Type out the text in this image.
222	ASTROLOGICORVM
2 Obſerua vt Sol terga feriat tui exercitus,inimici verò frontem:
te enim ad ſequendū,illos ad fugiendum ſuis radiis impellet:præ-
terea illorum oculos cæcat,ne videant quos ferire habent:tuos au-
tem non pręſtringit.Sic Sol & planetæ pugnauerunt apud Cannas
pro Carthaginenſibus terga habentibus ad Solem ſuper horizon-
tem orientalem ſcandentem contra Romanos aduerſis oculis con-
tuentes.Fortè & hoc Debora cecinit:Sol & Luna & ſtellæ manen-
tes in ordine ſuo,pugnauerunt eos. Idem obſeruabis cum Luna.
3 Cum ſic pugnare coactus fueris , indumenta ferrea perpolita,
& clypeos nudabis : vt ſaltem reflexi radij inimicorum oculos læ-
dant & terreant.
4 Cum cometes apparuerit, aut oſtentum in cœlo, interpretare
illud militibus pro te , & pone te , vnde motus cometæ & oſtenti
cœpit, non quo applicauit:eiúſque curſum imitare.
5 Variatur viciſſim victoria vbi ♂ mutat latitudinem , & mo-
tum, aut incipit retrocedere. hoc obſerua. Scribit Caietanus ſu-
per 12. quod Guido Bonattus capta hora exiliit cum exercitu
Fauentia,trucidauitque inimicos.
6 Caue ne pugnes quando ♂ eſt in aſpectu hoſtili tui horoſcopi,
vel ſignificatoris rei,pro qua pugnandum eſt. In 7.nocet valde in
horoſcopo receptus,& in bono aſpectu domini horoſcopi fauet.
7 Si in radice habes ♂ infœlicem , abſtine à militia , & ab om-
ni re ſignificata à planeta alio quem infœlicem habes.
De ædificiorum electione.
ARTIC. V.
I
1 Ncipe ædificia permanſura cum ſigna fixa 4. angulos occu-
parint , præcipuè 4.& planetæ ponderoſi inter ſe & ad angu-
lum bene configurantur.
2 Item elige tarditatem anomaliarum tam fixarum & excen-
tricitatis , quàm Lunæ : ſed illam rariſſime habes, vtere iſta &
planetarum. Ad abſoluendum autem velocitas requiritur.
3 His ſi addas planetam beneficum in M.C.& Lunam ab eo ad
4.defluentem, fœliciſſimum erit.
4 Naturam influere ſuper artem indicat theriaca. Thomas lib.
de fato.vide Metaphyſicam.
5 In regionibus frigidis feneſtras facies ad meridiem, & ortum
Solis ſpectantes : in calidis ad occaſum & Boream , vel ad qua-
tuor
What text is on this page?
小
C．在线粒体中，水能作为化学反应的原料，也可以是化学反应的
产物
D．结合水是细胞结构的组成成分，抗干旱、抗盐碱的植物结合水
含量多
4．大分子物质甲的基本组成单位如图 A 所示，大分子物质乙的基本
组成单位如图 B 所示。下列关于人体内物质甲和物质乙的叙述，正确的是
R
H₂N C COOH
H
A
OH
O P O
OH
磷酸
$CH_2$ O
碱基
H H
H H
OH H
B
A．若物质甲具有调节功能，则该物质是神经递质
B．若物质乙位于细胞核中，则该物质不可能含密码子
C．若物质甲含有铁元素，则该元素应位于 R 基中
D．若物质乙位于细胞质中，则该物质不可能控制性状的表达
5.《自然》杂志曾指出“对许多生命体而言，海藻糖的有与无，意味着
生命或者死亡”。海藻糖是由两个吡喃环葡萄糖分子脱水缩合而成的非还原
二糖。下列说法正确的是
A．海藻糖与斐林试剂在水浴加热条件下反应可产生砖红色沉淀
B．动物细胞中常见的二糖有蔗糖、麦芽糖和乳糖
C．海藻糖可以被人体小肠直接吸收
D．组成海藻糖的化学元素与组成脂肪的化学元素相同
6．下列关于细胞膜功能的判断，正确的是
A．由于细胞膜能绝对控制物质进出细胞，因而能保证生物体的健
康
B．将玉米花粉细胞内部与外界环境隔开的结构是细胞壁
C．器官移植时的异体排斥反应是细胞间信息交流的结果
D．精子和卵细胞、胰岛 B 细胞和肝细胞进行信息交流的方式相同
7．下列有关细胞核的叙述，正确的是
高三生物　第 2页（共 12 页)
──────────
> [Objective]:
Return each line that includes "oculos".

> [Written answer]:
terea illorum oculos cæcat,ne videant quos ferire habent:tuos au-
& clypeos nudabis : vt ſaltem reflexi radij inimicorum oculos læ-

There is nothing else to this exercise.